+++ Texto para leitura
Sunday, July 5, 2020
Isenção e Verdade


“Sede compassivos como vosso Pai é compassivo”

Com o relato deste domingo (29/09) o Evangelho de Lucas conclui o famoso capítulo social que no domingo passado levantou…

Por redacao gazeta , em Artigo , no dia27 de setembro de 2019, 15:49h

Com o relato deste domingo (29/09) o Evangelho de Lucas conclui o famoso capítulo social que no domingo passado levantou questões específicas para os cristãos, como o apego ao dinheiro ou a riqueza e atitude que se espera do verdadeiro cristão: “Não se pode servir a Deus e ao dinheiro”.

Jesus contou a parábola de Lázaro e o homem rico usando imagens fortes e contrastantes. De um lado há a figura de um homem rico que se vestia ricamente e festejava todos os dias. De outro lado, há um homem pobre e doente, Lázaro, que vivia das migalhas que caiam no chão; era tão insignificante e invisível que os cachorros – animal considerado impuro – lambiam suas feridas.

Os dois morreram e foram para o lugar destinado a cada um: Lázaro para o céu e o rico para o inferno. O pobre se salva pela misericórdia de Deus, porque a salvação é um dom e não merecimento.  O rico é condenado porque já tinha feito sua escolha em vida: as riquezas. Ele não foi capaz de ver e ajudar os pobres.

O centro da parábola está na pessoa do homem rico. Ele foi condenado não por causa de sua riqueza, mas porque não escutou “a lei e os profetas”, ou seja, não obedeceu aos mandamentos de Deus. O homem rico se tornou surdo ao vínculo fundamental que o une a Deus e aos irmãos, ele ignorou o pobre e o próprio Deus.
++++++
+++ Dados registrados
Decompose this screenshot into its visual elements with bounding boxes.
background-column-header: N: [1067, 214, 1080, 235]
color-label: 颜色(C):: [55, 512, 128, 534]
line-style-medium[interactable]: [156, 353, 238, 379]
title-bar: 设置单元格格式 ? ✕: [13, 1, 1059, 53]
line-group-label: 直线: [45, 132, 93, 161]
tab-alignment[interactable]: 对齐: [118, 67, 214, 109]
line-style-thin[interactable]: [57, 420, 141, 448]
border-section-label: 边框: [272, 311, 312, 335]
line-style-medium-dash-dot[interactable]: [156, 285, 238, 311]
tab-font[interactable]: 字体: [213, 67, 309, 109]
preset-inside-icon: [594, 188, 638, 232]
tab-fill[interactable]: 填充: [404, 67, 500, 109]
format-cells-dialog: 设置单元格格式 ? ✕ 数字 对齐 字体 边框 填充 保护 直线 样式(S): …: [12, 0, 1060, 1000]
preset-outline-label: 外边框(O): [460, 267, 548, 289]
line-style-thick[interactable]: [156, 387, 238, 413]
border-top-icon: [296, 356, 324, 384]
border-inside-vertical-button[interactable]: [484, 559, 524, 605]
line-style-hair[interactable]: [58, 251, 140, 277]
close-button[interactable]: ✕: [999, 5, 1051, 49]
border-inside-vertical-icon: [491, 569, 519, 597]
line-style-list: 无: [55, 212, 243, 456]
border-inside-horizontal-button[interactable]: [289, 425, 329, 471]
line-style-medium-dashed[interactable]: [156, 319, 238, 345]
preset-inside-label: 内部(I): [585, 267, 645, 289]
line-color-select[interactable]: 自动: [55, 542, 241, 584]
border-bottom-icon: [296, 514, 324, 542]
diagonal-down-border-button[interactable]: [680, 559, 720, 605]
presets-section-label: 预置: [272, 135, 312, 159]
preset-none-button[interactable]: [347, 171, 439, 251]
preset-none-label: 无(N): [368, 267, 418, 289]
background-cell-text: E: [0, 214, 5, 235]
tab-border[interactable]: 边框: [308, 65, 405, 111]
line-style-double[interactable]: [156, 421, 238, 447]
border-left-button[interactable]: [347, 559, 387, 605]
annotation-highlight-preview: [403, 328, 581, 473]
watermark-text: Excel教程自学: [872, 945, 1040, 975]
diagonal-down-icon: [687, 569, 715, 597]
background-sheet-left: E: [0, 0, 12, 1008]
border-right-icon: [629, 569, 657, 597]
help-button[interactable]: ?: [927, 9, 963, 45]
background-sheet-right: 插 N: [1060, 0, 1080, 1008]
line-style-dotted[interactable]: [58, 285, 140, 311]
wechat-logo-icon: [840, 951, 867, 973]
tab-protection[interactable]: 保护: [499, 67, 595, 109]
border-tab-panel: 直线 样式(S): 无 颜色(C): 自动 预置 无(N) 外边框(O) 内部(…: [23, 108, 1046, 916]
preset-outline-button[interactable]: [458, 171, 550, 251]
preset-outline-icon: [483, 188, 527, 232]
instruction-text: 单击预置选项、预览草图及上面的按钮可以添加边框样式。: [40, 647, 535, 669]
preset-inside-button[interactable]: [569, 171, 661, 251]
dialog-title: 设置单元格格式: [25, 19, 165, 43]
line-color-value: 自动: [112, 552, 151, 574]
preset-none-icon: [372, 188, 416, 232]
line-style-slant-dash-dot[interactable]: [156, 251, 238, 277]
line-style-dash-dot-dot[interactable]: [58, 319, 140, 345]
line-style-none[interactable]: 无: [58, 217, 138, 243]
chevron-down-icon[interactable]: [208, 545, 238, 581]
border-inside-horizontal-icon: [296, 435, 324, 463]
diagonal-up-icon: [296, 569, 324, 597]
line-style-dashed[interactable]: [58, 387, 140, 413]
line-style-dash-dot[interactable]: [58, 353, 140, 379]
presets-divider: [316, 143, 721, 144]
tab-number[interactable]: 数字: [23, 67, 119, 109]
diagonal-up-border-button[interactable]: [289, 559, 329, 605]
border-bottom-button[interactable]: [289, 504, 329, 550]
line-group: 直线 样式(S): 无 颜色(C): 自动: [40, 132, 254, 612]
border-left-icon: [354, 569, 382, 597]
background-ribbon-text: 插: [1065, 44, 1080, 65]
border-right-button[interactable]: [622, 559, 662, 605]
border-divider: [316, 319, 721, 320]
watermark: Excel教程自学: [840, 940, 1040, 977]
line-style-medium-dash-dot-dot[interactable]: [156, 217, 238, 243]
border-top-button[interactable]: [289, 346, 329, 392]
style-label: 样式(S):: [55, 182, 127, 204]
++++++
Atividade: Devolva na íntegra o texto sobre a parábola de Lázaro e o homem rico, sem alterar nenhuma palavra.

Resolução:
Sunday, July 5, 2020
Isenção e Verdade


“Sede compassivos como vosso Pai é compassivo”

Com o relato deste domingo (29/09) o Evangelho de Lucas conclui o famoso capítulo social que no domingo passado levantou…

Por redacao gazeta , em Artigo , no dia27 de setembro de 2019, 15:49h

Com o relato deste domingo (29/09) o Evangelho de Lucas conclui o famoso capítulo social que no domingo passado levantou questões específicas para os cristãos, como o apego ao dinheiro ou a riqueza e atitude que se espera do verdadeiro cristão: “Não se pode servir a Deus e ao dinheiro”.

Jesus contou a parábola de Lázaro e o homem rico usando imagens fortes e contrastantes. De um lado há a figura de um homem rico que se vestia ricamente e festejava todos os dias. De outro lado, há um homem pobre e doente, Lázaro, que vivia das migalhas que caiam no chão; era tão insignificante e invisível que os cachorros – animal considerado impuro – lambiam suas feridas.

Os dois morreram e foram para o lugar destinado a cada um: Lázaro para o céu e o rico para o inferno. O pobre se salva pela misericórdia de Deus, porque a salvação é um dom e não merecimento.  O rico é condenado porque já tinha feito sua escolha em vida: as riquezas. Ele não foi capaz de ver e ajudar os pobres.

O centro da parábola está na pessoa do homem rico. Ele foi condenado não por causa de sua riqueza, mas porque não escutou “a lei e os profetas”, ou seja, não obedeceu aos mandamentos de Deus. O homem rico se tornou surdo ao vínculo fundamental que o une a Deus e aos irmãos, ele ignorou o pobre e o próprio Deus.